** START OF Records for the exercise **
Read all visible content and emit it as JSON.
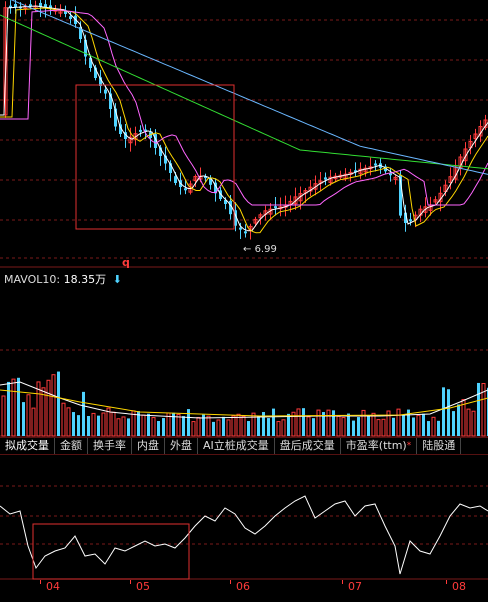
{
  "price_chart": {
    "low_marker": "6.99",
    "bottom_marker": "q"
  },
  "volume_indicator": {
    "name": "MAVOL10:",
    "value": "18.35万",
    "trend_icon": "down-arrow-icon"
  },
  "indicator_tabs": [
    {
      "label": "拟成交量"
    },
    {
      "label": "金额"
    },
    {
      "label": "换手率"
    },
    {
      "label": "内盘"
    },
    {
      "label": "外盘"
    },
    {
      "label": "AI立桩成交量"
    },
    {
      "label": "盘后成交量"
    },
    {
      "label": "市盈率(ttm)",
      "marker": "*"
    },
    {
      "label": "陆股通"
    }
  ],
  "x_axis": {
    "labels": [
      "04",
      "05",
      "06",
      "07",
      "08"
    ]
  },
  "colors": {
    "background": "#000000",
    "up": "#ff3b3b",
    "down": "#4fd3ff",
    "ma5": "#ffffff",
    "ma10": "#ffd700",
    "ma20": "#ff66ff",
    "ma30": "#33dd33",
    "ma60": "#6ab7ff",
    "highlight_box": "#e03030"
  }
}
** END OF Records for the exercise **
** START OF Records for the exercise **
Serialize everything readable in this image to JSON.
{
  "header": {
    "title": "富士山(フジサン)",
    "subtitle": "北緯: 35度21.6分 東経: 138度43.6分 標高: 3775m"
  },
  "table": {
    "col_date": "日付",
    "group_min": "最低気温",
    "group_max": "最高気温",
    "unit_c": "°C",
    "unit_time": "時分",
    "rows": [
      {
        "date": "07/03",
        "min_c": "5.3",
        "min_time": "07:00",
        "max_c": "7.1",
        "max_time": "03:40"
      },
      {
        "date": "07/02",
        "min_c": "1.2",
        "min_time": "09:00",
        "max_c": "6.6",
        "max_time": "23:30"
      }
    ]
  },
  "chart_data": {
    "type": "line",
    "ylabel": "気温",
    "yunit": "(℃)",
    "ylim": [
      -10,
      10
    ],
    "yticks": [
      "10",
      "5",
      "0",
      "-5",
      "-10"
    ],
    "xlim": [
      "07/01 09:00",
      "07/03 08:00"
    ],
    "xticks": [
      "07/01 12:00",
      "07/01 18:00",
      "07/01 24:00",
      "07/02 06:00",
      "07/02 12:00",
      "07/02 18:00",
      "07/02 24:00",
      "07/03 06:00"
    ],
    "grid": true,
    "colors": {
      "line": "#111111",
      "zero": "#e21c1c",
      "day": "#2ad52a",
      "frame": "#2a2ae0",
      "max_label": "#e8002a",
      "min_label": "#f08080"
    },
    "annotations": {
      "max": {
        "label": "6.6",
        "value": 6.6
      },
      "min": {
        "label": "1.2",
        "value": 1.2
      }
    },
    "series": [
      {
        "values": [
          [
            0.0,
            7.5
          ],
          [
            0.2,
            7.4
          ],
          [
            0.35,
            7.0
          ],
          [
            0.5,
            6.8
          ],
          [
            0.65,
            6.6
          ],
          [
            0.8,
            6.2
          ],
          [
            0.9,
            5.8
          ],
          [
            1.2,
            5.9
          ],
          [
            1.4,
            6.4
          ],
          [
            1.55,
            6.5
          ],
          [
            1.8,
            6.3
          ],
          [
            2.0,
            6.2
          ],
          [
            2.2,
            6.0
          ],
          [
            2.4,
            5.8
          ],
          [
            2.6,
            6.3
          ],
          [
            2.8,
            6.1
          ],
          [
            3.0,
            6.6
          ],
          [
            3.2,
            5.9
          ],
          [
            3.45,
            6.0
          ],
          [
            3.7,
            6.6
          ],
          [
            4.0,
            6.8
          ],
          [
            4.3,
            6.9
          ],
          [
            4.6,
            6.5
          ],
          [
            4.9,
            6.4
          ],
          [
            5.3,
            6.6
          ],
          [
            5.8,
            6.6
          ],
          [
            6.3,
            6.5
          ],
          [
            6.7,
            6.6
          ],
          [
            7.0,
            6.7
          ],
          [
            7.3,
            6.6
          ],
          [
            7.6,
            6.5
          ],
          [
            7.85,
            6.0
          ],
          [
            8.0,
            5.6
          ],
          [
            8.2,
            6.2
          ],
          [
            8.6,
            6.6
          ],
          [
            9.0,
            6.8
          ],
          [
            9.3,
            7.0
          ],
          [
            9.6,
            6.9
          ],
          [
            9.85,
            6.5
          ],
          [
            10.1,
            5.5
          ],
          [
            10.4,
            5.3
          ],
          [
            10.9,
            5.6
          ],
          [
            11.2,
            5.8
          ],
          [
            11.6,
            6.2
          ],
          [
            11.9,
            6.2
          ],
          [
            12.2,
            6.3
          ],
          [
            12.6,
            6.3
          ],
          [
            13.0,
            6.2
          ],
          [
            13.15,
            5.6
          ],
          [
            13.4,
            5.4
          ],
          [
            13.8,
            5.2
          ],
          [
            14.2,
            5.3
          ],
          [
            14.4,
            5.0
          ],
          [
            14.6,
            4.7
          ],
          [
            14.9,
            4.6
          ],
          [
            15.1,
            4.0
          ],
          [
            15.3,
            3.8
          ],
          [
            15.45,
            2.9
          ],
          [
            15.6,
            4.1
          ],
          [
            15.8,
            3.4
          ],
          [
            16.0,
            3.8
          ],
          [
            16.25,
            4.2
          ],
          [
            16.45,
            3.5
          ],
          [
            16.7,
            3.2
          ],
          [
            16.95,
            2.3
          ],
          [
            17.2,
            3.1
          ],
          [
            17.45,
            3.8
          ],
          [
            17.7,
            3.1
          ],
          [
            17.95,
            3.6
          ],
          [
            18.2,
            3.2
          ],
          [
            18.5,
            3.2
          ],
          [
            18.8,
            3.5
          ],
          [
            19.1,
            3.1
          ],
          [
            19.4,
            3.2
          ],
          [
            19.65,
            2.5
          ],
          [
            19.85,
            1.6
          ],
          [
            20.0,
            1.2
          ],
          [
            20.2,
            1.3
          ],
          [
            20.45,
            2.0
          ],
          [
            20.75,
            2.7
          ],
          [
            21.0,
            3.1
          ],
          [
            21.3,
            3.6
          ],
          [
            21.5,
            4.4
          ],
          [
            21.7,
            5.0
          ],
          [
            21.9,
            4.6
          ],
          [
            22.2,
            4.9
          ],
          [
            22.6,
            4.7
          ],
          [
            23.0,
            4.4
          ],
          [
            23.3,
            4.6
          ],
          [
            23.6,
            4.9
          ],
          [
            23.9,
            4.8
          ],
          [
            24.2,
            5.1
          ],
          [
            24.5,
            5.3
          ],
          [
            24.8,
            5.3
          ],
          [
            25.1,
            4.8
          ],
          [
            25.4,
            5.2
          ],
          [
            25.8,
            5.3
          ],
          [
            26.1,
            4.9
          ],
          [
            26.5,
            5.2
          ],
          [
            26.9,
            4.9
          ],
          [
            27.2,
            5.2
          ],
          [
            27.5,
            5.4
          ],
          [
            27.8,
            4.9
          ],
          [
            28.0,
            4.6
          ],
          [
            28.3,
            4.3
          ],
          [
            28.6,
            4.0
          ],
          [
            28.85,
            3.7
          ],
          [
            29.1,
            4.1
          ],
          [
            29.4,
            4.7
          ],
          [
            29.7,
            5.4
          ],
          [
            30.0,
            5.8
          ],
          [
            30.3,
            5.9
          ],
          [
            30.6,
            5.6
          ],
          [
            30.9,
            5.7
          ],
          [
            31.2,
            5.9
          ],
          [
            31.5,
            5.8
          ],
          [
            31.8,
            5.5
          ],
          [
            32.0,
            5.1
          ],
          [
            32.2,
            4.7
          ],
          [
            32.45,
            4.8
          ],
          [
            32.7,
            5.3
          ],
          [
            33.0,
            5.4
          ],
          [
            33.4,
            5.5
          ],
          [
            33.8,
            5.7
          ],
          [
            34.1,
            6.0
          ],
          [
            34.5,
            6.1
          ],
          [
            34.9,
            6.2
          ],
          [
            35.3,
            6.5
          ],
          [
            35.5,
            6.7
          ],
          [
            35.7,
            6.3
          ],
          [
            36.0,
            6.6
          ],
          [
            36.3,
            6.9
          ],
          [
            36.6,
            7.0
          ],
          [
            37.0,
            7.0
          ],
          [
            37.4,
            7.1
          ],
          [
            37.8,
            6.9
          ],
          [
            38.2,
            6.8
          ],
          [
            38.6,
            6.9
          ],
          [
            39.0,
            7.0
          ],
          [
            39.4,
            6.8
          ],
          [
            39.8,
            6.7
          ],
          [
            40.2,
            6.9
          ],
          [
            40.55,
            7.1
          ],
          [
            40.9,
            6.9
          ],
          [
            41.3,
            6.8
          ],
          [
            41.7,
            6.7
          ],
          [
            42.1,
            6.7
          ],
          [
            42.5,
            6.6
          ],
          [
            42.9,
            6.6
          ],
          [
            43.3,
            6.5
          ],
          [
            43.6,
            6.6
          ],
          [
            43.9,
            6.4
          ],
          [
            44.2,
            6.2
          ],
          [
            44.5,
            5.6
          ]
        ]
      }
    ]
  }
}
** END OF Records for the exercise **
Instruction: Scan the lines above for "down", then copy every one that has it.

Result of this task:
    "trend_icon": "down-arrow-icon"
    "down": "#4fd3ff",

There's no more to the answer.